● **Do this**: Reproduce the complete listing without any deviation.

──────── Data records ────────

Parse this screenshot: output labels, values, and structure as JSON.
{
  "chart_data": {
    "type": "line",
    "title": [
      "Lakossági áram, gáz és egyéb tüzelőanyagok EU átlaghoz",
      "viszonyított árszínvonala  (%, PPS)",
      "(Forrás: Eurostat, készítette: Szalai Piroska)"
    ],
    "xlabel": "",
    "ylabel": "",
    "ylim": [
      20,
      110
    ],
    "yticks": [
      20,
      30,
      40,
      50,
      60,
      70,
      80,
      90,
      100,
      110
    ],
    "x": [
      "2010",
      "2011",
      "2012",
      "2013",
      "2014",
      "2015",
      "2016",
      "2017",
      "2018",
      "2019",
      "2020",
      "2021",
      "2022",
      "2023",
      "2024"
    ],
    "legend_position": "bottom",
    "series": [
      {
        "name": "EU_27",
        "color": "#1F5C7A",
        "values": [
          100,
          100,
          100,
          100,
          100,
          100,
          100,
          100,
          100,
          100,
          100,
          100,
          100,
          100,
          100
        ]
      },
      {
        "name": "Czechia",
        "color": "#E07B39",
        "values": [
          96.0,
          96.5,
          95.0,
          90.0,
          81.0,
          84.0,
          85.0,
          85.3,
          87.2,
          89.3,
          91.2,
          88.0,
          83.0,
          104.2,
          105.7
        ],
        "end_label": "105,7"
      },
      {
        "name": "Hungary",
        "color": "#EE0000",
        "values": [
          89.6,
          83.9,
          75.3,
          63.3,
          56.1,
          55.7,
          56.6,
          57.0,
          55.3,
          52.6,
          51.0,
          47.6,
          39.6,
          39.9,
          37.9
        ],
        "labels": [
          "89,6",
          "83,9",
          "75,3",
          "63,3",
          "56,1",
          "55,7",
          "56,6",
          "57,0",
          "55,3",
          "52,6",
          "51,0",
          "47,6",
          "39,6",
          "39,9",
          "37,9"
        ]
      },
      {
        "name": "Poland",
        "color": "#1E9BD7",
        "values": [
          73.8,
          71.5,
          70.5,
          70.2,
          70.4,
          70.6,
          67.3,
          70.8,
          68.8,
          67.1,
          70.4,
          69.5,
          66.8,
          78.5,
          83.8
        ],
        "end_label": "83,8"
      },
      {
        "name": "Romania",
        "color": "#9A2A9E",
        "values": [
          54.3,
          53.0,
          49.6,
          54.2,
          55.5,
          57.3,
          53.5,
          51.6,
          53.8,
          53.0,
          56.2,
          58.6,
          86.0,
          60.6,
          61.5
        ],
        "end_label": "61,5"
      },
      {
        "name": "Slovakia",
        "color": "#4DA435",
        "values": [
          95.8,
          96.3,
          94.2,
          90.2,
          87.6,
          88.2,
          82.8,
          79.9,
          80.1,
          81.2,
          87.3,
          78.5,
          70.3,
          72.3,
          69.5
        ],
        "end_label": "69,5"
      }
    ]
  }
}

────────

● **Output below**:
Parse this screenshot: output labels, values, and structure as JSON.
{
  "chart_data": {
    "type": "line",
    "title": [
      "Lakossági áram, gáz és egyéb tüzelőanyagok EU átlaghoz",
      "viszonyított árszínvonala  (%, PPS)",
      "(Forrás: Eurostat, készítette: Szalai Piroska)"
    ],
    "xlabel": "",
    "ylabel": "",
    "ylim": [
      20,
      110
    ],
    "yticks": [
      20,
      30,
      40,
      50,
      60,
      70,
      80,
      90,
      100,
      110
    ],
    "x": [
      "2010",
      "2011",
      "2012",
      "2013",
      "2014",
      "2015",
      "2016",
      "2017",
      "2018",
      "2019",
      "2020",
      "2021",
      "2022",
      "2023",
      "2024"
    ],
    "legend_position": "bottom",
    "series": [
      {
        "name": "EU_27",
        "color": "#1F5C7A",
        "values": [
          100,
          100,
          100,
          100,
          100,
          100,
          100,
          100,
          100,
          100,
          100,
          100,
          100,
          100,
          100
        ]
      },
      {
        "name": "Czechia",
        "color": "#E07B39",
        "values": [
          96.0,
          96.5,
          95.0,
          90.0,
          81.0,
          84.0,
          85.0,
          85.3,
          87.2,
          89.3,
          91.2,
          88.0,
          83.0,
          104.2,
          105.7
        ],
        "end_label": "105,7"
      },
      {
        "name": "Hungary",
        "color": "#EE0000",
        "values": [
          89.6,
          83.9,
          75.3,
          63.3,
          56.1,
          55.7,
          56.6,
          57.0,
          55.3,
          52.6,
          51.0,
          47.6,
          39.6,
          39.9,
          37.9
        ],
        "labels": [
          "89,6",
          "83,9",
          "75,3",
          "63,3",
          "56,1",
          "55,7",
          "56,6",
          "57,0",
          "55,3",
          "52,6",
          "51,0",
          "47,6",
          "39,6",
          "39,9",
          "37,9"
        ]
      },
      {
        "name": "Poland",
        "color": "#1E9BD7",
        "values": [
          73.8,
          71.5,
          70.5,
          70.2,
          70.4,
          70.6,
          67.3,
          70.8,
          68.8,
          67.1,
          70.4,
          69.5,
          66.8,
          78.5,
          83.8
        ],
        "end_label": "83,8"
      },
      {
        "name": "Romania",
        "color": "#9A2A9E",
        "values": [
          54.3,
          53.0,
          49.6,
          54.2,
          55.5,
          57.3,
          53.5,
          51.6,
          53.8,
          53.0,
          56.2,
          58.6,
          86.0,
          60.6,
          61.5
        ],
        "end_label": "61,5"
      },
      {
        "name": "Slovakia",
        "color": "#4DA435",
        "values": [
          95.8,
          96.3,
          94.2,
          90.2,
          87.6,
          88.2,
          82.8,
          79.9,
          80.1,
          81.2,
          87.3,
          78.5,
          70.3,
          72.3,
          69.5
        ],
        "end_label": "69,5"
      }
    ]
  }
}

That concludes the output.